REQUIREMENT
Identify all lines in the data containing the string "make". Copy them out.
--- start of LISTING ---
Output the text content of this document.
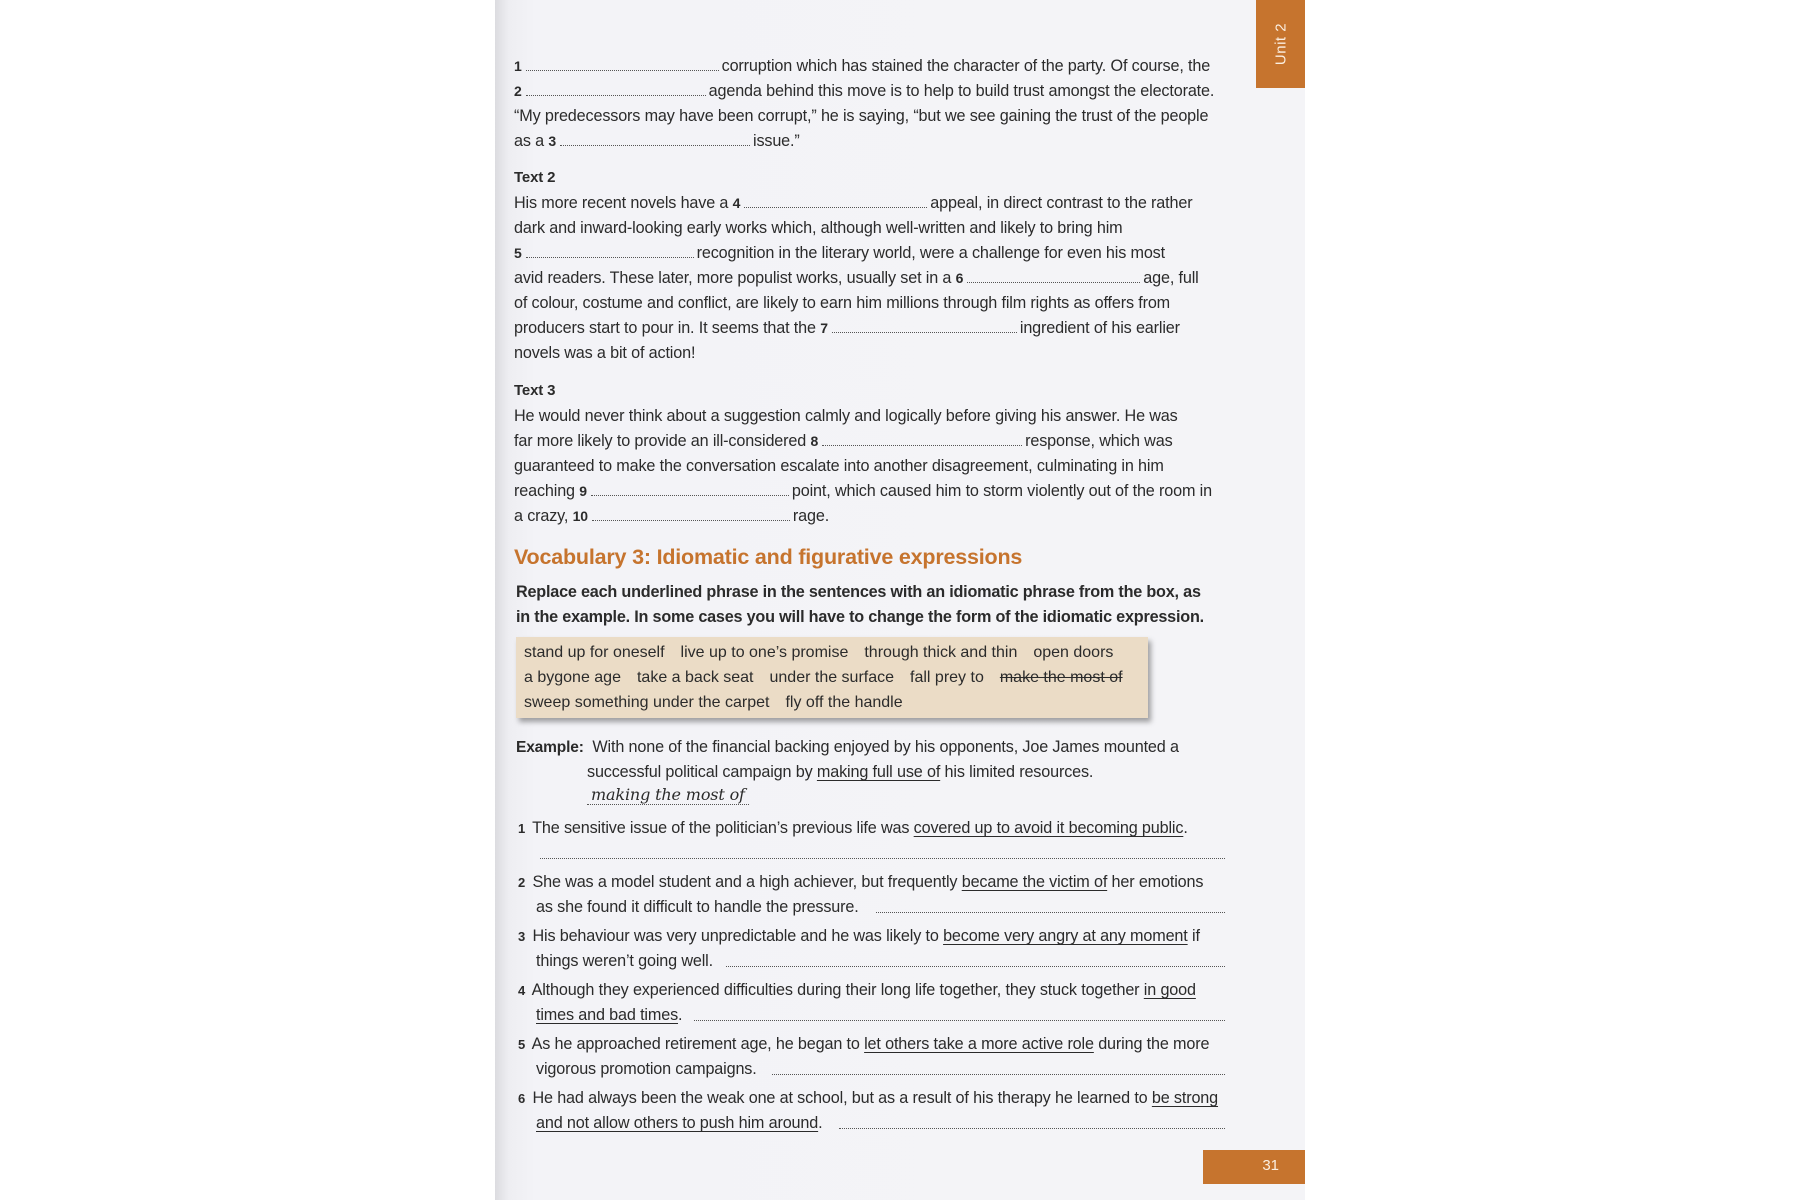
Unit 2
31
1	corruption which has stained the character of the party. Of course, the
2	agenda behind this move is to help to build trust amongst the electorate.
“My predecessors may have been corrupt,” he is saying, “but we see gaining the trust of the people
as a 3	issue.”
Text 2
His more recent novels have a 4	appeal, in direct contrast to the rather
dark and inward-looking early works which, although well-written and likely to bring him
5	recognition in the literary world, were a challenge for even his most
avid readers. These later, more populist works, usually set in a 6	age, full
of colour, costume and conflict, are likely to earn him millions through film rights as offers from
producers start to pour in. It seems that the 7	ingredient of his earlier
novels was a bit of action!
Text 3
He would never think about a suggestion calmly and logically before giving his answer. He was
far more likely to provide an ill-considered 8	response, which was
guaranteed to make the conversation escalate into another disagreement, culminating in him
reaching 9	point, which caused him to storm violently out of the room in
a crazy, 10	rage.
Vocabulary 3: Idiomatic and figurative expressions
Replace each underlined phrase in the sentences with an idiomatic phrase from the box, as
in the example. In some cases you will have to change the form of the idiomatic expression.
stand up for oneself live up to one’s promise through thick and thin open doors
a bygone age take a back seat under the surface fall prey to make the most of
sweep something under the carpet fly off the handle
Example: With none of the financial backing enjoyed by his opponents, Joe James mounted a
successful political campaign by making full use of his limited resources.
making the most of
1 The sensitive issue of the politician’s previous life was covered up to avoid it becoming public.
2 She was a model student and a high achiever, but frequently became the victim of her emotions
as she found it difficult to handle the pressure.
3 His behaviour was very unpredictable and he was likely to become very angry at any moment if
things weren’t going well.
4 Although they experienced difficulties during their long life together, they stuck together in good
times and bad times.
5 As he approached retirement age, he began to let others take a more active role during the more
vigorous promotion campaigns.
6 He had always been the weak one at school, but as a result of his therapy he learned to be strong
and not allow others to push him around.
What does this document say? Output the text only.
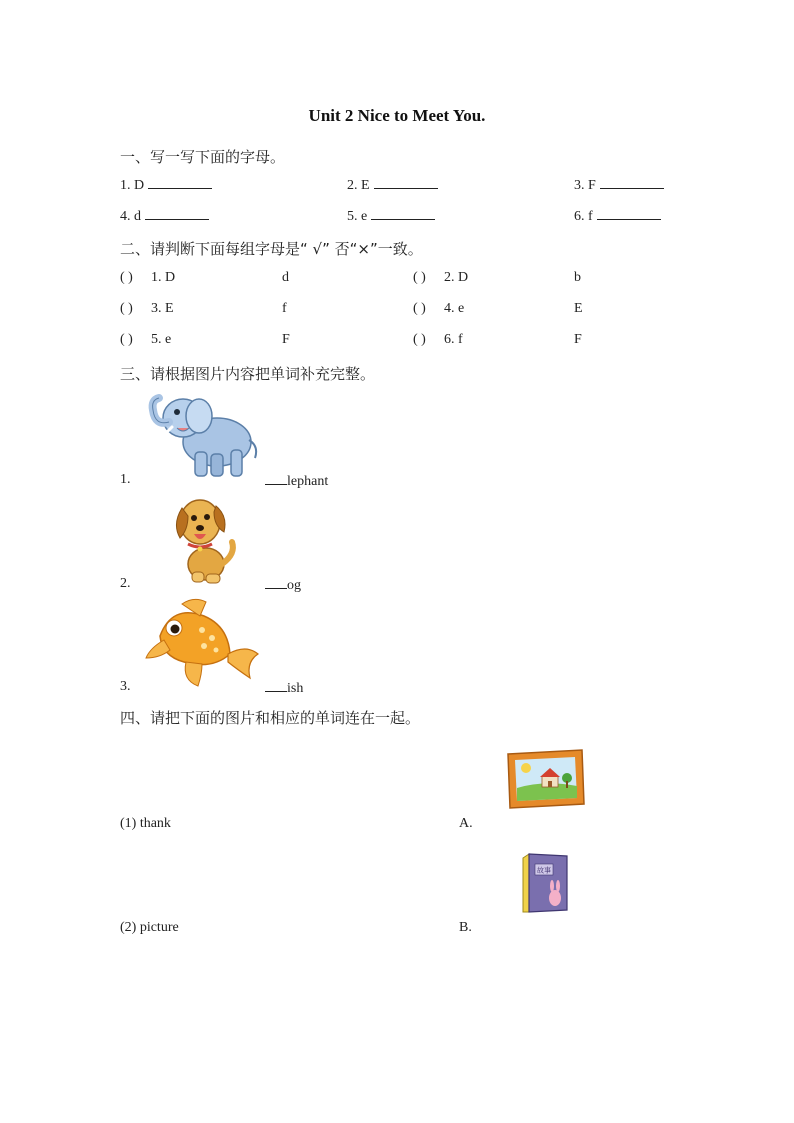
Unit 2 Nice to Meet You.
一、写一写下面的字母。
1. D	2. E	3. F
4. d	5. e	6. f
二、请判断下面每组字母是“ √” 否“×”一致。
( ) 1. D	d	( ) 2. D	b
( ) 3. E	f	( ) 4. e	E
( ) 5. e	F	( ) 6. f	F
三、请根据图片内容把单词补充完整。
1.	lephant
2.	og
3.	ish
四、请把下面的图片和相应的单词连在一起。
(1) thank	A.
故事
(2) picture	B.
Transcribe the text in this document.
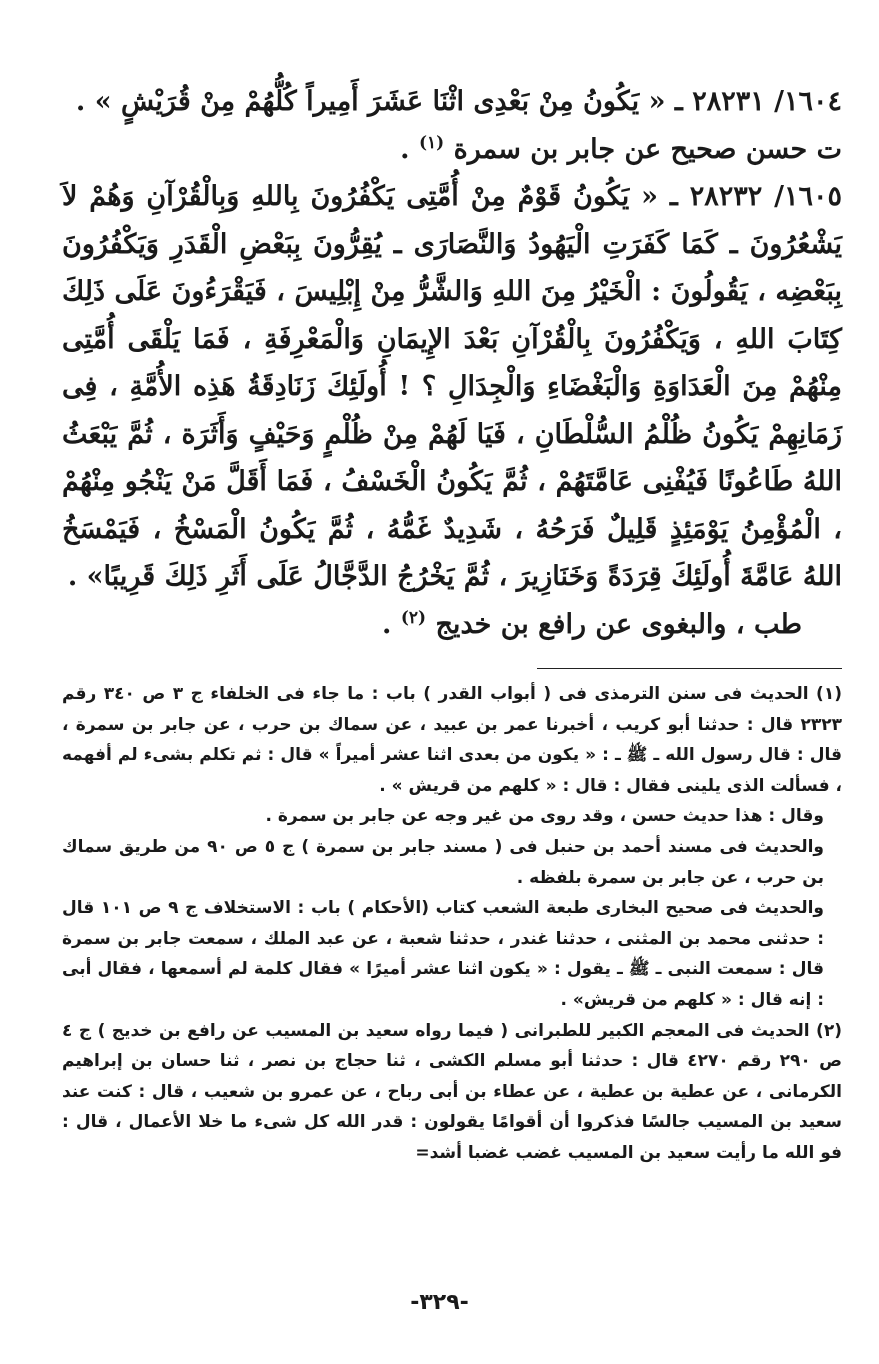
١٦٠٤/ ٢٨٢٣١ ـ « يَكُونُ مِنْ بَعْدِى اثْنَا عَشَرَ أَمِيراً كُلُّهُمْ مِنْ قُرَيْشٍ » .

ت حسن صحيح عن جابر بن سمرة $^{(١)}$ .

١٦٠٥/ ٢٨٢٣٢ ـ « يَكُونُ قَوْمٌ مِنْ أُمَّتِى يَكْفُرُونَ بِاللهِ وَبِالْقُرْآنِ وَهُمْ لاَ يَشْعُرُونَ ـ كَمَا كَفَرَتِ الْيَهُودُ وَالنَّصَارَى ـ يُقِرُّونَ بِبَعْضِ الْقَدَرِ وَيَكْفُرُونَ بِبَعْضِه ، يَقُولُونَ : الْخَيْرُ مِنَ اللهِ وَالشَّرُّ مِنْ إِبْلِيسَ ، فَيَقْرَءُونَ عَلَى ذَلِكَ كِتَابَ اللهِ ، وَيَكْفُرُونَ بِالْقُرْآنِ بَعْدَ الإِيمَانِ وَالْمَعْرِفَةِ ، فَمَا يَلْقَى أُمَّتِى مِنْهُمْ مِنَ الْعَدَاوَةِ وَالْبَغْضَاءِ وَالْجِدَالِ ؟ ! أُولَئِكَ زَنَادِقَةُ هَذِه الأُمَّةِ ، فِى زَمَانِهِمْ يَكُونُ ظُلْمُ السُّلْطَانِ ، فَيَا لَهُمْ مِنْ ظُلْمٍ وَحَيْفٍ وَأَثَرَة ، ثُمَّ يَبْعَثُ اللهُ طَاعُونًا فَيُفْنِى عَامَّتَهُمْ ، ثُمَّ يَكُونُ الْخَسْفُ ، فَمَا أَقَلَّ مَنْ يَنْجُو مِنْهُمْ ، الْمُؤْمِنُ يَوْمَئِذٍ قَلِيلٌ فَرَحُهُ ، شَدِيدٌ غَمُّهُ ، ثُمَّ يَكُونُ الْمَسْخُ ، فَيَمْسَخُ اللهُ عَامَّةَ أُولَئِكَ قِرَدَةً وَخَنَازِيرَ ، ثُمَّ يَخْرُجُ الدَّجَّالُ عَلَى أَثَرِ ذَلِكَ قَرِيبًا» .

طب ، والبغوى عن رافع بن خديج $^{(٢)}$ .

(١) الحديث فى سنن الترمذى فى ( أبواب القدر ) باب : ما جاء فى الخلفاء ج ٣ ص ٣٤٠ رقم ٢٣٢٣ قال : حدثنا أبو كريب ، أخبرنا عمر بن عبيد ، عن سماك بن حرب ، عن جابر بن سمرة ، قال : قال رسول الله ـ ﷺ ـ : « يكون من بعدى اثنا عشر أميراً » قال : ثم تكلم بشىء لم أفهمه ، فسألت الذى يلينى فقال : قال : « كلهم من قريش » .

وقال : هذا حديث حسن ، وقد روى من غير وجه عن جابر بن سمرة .

والحديث فى مسند أحمد بن حنبل فى ( مسند جابر بن سمرة ) ج ٥ ص ٩٠ من طريق سماك بن حرب ، عن جابر بن سمرة بلفظه .

والحديث فى صحيح البخارى طبعة الشعب كتاب (الأحكام ) باب : الاستخلاف ج ٩ ص ١٠١ قال : حدثنى محمد بن المثنى ، حدثنا غندر ، حدثنا شعبة ، عن عبد الملك ، سمعت جابر بن سمرة قال : سمعت النبى ـ ﷺ ـ يقول : « يكون اثنا عشر أميرًا » فقال كلمة لم أسمعها ، فقال أبى : إنه قال : « كلهم من قريش» .

(٢) الحديث فى المعجم الكبير للطبرانى ( فيما رواه سعيد بن المسيب عن رافع بن خديج ) ج ٤ ص ٢٩٠ رقم ٤٢٧٠ قال : حدثنا أبو مسلم الكشى ، ثنا حجاج بن نصر ، ثنا حسان بن إبراهيم الكرمانى ، عن عطية بن عطية ، عن عطاء بن أبى رباح ، عن عمرو بن شعيب ، قال : كنت عند سعيد بن المسيب جالسًا فذكروا أن أقوامًا يقولون : قدر الله كل شىء ما خلا الأعمال ، قال : فو الله ما رأيت سعيد بن المسيب غضب غضبا أشد=

-٣٢٩-
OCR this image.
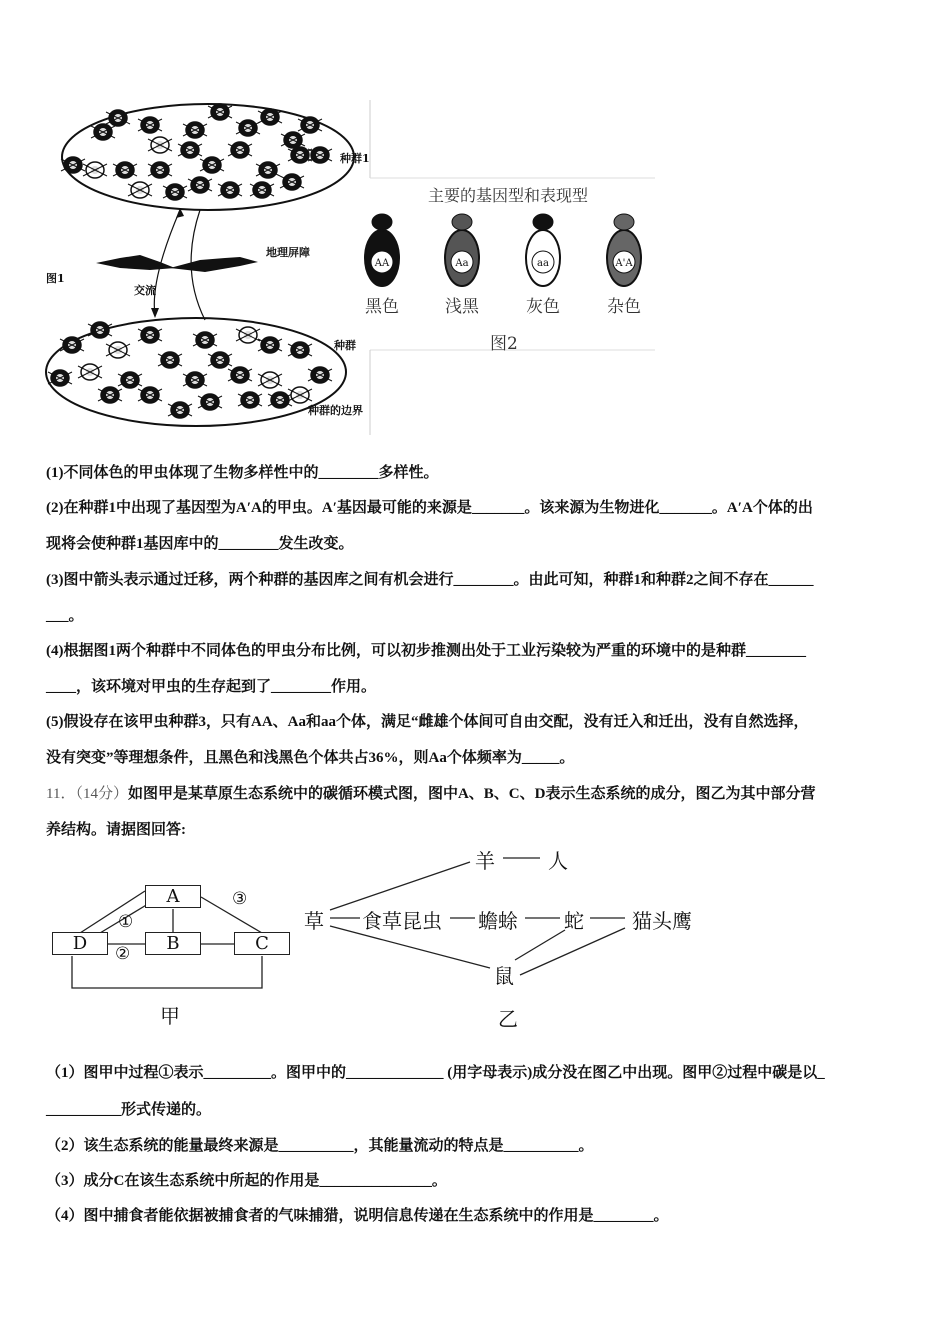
AA	Aa	aa	A'A
种群1
地理屏障
图1
交流
种群
种群的边界
主要的基因型和表现型
黑色	浅黑	灰色	杂色
图2
(1)不同体色的甲虫体现了生物多样性中的________多样性。
(2)在种群1中出现了基因型为A′A的甲虫。A′基因最可能的来源是_______。该来源为生物进化_______。A′A个体的出
现将会使种群1基因库中的________发生改变。
(3)图中箭头表示通过迁移，两个种群的基因库之间有机会进行________。由此可知，种群1和种群2之间不存在______
___。
(4)根据图1两个种群中不同体色的甲虫分布比例，可以初步推测出处于工业污染较为严重的环境中的是种群________
____，该环境对甲虫的生存起到了________作用。
(5)假设存在该甲虫种群3，只有AA、Aa和aa个体，满足“雌雄个体间可自由交配，没有迁入和迁出，没有自然选择，
没有突变”等理想条件，且黑色和浅黑色个体共占36%，则Aa个体频率为_____。
11．（14分）如图甲是某草原生态系统中的碳循环模式图，图中A、B、C、D表示生态系统的成分，图乙为其中部分营
养结构。请据图回答:
A
B	C
D
①
②
③
甲
草 食草昆虫 蟾蜍 蛇 猫头鹰
羊	人
鼠
乙
（1）图甲中过程①表示_________。图甲中的_____________ (用字母表示)成分没在图乙中出现。图甲②过程中碳是以_
__________形式传递的。
（2）该生态系统的能量最终来源是__________，其能量流动的特点是__________。
（3）成分C在该生态系统中所起的作用是_______________。
（4）图中捕食者能依据被捕食者的气味捕猎，说明信息传递在生态系统中的作用是________。
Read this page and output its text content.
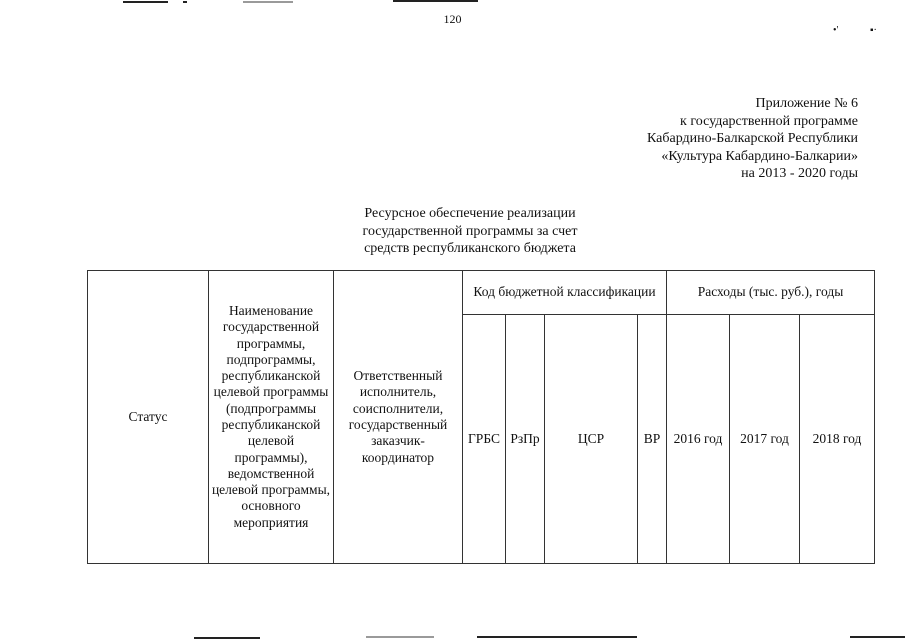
120
•'	▪·
Приложение № 6
к государственной программе
Кабардино-Балкарской Республики
«Культура Кабардино-Балкарии»
на 2013 - 2020 годы
Ресурсное обеспечение реализации
государственной программы за счет
средств республиканского бюджета
Статус	Наименование государственной программы, подпрограммы, республиканской целевой программы (подпрограммы республиканской целевой программы), ведомственной целевой программы, основного мероприятия	Ответственный исполнитель, соисполнители, государственный заказчик-координатор	Код бюджетной классификации				Расходы (тыс. руб.), годы		
			ГРБС	РзПр	ЦСР	ВР	2016 год	2017 год	2018 год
--- end of LISTING ---
ANSWER IN FULL
guaranteed to make the conversation escalate into another disagreement, culminating in him
a bygone age take a back seat under the surface fall prey to make the most of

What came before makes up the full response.